>> begin Entries

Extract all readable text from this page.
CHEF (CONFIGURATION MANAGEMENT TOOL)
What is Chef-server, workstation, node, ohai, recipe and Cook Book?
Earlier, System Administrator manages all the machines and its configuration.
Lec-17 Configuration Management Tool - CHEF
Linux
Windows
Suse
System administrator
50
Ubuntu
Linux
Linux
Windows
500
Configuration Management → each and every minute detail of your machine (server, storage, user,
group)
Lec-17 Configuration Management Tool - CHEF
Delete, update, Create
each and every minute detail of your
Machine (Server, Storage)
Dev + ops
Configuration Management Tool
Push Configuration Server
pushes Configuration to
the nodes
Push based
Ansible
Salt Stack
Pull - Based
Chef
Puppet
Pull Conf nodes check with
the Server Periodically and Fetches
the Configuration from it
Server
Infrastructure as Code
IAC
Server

>> end Entries

**Exercise prompt**
Copy all the lines, exactly.

**Finished exercise**
Extract all readable text from this page.
CHEF (CONFIGURATION MANAGEMENT TOOL)
What is Chef-server, workstation, node, ohai, recipe and Cook Book?
Earlier, System Administrator manages all the machines and its configuration.
Lec-17 Configuration Management Tool - CHEF
Linux
Windows
Suse
System administrator
50
Ubuntu
Linux
Linux
Windows
500
Configuration Management → each and every minute detail of your machine (server, storage, user,
group)
Lec-17 Configuration Management Tool - CHEF
Delete, update, Create
each and every minute detail of your
Machine (Server, Storage)
Dev + ops
Configuration Management Tool
Push Configuration Server
pushes Configuration to
the nodes
Push based
Ansible
Salt Stack
Pull - Based
Chef
Puppet
Pull Conf nodes check with
the Server Periodically and Fetches
the Configuration from it
Server
Infrastructure as Code
IAC
Server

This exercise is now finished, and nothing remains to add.